• **Exercise task**
Copy every line that holds "户外活动".

[Stored records]
* * *
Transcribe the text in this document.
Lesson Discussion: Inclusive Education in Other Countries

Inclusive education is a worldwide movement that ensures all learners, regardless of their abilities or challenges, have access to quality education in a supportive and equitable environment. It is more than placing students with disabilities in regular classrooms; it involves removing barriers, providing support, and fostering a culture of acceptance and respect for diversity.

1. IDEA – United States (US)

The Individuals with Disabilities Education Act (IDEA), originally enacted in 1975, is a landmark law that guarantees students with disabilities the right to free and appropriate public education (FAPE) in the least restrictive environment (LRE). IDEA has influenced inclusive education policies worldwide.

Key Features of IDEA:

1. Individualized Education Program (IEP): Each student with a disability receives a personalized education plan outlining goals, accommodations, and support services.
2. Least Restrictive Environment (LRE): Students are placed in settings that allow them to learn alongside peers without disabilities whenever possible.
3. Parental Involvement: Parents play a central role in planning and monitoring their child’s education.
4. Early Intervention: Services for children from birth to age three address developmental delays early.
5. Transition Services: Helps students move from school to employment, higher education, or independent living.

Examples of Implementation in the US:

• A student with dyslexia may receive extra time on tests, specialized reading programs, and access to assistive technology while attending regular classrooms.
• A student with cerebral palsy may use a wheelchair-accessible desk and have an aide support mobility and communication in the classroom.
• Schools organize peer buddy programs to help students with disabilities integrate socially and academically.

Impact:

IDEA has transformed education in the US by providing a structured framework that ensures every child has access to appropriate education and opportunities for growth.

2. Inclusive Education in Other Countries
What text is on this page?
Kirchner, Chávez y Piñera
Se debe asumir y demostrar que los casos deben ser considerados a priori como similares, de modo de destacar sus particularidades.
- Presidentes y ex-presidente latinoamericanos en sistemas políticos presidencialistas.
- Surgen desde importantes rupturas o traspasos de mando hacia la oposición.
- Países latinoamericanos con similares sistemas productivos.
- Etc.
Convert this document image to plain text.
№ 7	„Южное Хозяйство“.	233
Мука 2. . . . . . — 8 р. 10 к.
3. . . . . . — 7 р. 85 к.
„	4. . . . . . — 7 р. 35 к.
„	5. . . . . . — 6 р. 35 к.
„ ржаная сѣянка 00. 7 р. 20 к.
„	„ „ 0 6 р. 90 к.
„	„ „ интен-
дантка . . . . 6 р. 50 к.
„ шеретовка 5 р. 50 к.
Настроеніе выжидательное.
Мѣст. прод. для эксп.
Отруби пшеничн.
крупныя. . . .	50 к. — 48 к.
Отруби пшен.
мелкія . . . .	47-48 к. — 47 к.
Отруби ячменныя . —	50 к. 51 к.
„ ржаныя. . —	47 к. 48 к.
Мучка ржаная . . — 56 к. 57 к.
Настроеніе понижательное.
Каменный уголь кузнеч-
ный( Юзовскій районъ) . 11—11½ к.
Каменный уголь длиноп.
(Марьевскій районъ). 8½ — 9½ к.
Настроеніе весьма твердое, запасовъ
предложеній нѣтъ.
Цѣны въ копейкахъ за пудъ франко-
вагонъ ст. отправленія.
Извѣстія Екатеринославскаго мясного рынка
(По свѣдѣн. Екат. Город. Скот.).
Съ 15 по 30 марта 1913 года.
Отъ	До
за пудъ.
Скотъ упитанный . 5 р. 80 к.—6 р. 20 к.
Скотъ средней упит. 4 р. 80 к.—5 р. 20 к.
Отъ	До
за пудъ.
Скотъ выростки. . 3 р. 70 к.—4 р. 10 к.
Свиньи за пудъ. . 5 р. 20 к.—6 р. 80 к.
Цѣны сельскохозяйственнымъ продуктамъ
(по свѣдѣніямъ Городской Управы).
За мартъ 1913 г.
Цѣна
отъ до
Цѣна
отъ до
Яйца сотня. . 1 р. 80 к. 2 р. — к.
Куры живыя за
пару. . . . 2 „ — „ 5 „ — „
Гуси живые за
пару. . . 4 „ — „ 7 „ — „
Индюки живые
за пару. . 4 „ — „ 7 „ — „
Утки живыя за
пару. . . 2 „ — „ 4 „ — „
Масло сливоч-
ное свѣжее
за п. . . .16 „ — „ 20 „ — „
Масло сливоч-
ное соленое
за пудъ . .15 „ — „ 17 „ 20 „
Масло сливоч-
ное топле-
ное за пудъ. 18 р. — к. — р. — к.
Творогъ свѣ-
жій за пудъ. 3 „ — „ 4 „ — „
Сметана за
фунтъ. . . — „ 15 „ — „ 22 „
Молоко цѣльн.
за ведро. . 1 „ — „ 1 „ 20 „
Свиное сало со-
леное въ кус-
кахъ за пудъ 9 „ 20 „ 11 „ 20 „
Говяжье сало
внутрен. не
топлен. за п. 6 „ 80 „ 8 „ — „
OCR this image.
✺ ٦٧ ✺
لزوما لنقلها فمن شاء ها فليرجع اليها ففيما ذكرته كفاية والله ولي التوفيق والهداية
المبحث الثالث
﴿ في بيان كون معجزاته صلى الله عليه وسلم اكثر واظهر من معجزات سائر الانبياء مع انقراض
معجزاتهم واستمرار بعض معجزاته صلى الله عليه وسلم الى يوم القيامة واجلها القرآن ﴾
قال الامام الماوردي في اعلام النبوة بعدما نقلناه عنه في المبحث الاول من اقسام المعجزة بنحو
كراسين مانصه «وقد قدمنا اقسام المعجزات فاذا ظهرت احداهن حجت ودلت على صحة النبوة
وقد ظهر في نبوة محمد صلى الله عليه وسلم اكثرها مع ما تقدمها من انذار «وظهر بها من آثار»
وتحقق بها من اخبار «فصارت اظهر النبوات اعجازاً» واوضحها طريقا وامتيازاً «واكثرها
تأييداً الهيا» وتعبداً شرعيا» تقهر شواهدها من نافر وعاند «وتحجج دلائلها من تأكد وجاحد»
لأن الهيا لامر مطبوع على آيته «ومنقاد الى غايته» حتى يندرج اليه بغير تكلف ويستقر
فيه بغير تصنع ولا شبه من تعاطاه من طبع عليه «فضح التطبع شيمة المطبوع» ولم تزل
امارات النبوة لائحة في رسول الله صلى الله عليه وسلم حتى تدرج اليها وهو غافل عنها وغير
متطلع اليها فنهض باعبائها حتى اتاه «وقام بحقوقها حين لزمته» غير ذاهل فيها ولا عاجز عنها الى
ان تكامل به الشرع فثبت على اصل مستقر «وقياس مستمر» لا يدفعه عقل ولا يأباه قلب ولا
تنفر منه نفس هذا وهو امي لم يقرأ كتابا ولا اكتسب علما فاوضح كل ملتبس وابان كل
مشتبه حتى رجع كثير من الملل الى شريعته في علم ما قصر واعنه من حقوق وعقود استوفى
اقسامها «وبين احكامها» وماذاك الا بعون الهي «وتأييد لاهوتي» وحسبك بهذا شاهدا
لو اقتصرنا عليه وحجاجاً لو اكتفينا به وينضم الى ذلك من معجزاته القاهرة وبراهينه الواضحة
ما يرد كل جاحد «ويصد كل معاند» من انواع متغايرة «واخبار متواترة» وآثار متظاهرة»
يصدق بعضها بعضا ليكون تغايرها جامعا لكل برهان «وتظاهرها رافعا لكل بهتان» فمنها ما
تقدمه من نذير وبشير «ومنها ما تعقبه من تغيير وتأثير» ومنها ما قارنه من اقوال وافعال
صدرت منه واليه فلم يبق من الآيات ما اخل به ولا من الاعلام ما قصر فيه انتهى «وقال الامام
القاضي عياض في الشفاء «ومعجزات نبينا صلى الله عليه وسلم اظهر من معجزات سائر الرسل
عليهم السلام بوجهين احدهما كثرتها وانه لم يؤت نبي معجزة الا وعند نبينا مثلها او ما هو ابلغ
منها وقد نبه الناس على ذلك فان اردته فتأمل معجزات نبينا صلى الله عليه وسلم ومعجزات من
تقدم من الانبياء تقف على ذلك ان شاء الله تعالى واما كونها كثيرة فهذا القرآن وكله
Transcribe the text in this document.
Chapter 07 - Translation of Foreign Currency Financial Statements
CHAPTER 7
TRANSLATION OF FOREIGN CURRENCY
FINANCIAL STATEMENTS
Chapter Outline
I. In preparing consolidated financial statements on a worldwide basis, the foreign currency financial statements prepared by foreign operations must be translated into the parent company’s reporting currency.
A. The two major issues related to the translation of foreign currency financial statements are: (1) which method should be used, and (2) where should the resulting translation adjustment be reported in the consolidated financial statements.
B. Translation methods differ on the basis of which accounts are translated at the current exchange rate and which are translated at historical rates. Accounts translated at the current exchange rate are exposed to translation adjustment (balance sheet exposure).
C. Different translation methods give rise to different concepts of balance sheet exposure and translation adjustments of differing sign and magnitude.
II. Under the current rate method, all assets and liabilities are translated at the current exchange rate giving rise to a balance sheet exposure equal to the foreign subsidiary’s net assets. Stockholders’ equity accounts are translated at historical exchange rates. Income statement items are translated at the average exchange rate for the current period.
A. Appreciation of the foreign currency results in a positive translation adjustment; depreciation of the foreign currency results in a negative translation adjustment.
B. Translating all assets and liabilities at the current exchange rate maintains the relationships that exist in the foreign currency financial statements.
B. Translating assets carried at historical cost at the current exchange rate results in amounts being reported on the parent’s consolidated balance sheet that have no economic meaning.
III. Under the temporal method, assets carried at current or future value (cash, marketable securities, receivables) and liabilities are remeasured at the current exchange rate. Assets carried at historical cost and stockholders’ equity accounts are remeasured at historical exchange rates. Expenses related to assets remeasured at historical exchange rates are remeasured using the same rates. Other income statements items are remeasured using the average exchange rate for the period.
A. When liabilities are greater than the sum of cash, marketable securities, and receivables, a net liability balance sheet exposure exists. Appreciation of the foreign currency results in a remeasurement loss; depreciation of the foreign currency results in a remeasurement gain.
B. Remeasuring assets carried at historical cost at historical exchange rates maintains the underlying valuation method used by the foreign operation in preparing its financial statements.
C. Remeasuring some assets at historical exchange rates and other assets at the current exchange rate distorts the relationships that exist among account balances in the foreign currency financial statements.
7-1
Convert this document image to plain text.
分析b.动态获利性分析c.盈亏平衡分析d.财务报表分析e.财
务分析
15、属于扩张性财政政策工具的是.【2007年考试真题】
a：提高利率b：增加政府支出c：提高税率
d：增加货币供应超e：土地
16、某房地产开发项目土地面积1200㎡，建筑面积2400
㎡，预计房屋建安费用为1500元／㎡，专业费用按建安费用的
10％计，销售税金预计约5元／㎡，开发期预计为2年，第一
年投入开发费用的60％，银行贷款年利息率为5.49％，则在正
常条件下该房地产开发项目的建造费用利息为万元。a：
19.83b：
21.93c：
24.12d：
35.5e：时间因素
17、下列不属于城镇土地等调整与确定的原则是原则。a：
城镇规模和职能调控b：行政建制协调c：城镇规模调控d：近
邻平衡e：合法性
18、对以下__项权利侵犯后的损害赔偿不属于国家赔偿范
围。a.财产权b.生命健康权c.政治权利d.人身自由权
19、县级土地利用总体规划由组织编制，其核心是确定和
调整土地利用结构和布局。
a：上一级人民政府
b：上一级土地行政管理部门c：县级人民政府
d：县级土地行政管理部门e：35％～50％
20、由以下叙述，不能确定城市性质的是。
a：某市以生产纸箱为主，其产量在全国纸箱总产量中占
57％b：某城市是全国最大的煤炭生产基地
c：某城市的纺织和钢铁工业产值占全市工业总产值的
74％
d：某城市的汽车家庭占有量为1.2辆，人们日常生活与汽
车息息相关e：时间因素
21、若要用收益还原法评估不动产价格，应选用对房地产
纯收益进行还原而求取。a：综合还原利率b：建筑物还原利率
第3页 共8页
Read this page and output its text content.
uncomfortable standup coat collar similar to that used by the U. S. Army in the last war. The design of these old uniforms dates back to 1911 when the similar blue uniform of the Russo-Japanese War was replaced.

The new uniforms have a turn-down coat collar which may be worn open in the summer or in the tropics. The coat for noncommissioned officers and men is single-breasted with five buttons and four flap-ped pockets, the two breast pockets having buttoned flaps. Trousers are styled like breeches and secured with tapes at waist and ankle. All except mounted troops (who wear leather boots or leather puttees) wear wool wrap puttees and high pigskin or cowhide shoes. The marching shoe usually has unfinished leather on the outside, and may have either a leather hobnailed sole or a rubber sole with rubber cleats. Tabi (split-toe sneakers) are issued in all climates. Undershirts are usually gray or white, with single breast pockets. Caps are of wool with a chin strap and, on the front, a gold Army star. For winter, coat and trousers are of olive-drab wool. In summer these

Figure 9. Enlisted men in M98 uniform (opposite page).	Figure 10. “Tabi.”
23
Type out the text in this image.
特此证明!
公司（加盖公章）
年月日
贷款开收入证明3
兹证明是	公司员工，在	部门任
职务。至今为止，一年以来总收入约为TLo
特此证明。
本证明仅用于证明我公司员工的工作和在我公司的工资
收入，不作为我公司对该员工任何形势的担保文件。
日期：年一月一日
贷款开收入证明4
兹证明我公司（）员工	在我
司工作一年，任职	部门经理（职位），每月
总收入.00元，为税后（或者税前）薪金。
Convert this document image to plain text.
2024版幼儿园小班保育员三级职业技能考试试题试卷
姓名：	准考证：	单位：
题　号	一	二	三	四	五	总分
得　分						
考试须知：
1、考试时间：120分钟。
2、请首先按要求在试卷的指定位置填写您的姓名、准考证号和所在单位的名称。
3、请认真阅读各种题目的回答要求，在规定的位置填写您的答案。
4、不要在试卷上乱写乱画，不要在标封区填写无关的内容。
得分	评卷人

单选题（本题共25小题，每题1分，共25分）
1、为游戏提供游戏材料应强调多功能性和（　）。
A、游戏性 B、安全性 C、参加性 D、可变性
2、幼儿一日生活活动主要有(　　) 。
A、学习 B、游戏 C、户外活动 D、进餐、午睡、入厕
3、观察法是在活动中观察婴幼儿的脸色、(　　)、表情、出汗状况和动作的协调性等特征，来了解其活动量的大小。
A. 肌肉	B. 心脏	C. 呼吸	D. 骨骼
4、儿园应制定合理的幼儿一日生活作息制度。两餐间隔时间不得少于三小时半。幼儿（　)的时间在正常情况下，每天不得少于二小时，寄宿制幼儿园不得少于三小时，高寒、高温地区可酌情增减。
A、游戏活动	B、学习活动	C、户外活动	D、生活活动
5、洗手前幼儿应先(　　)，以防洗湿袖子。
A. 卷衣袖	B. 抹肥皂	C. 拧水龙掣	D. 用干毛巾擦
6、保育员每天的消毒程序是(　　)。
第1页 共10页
* * *
• **Expected output**
A、学习 B、游戏 C、户外活动 D、进餐、午睡、入厕
A、游戏活动	B、学习活动	C、户外活动	D、生活活动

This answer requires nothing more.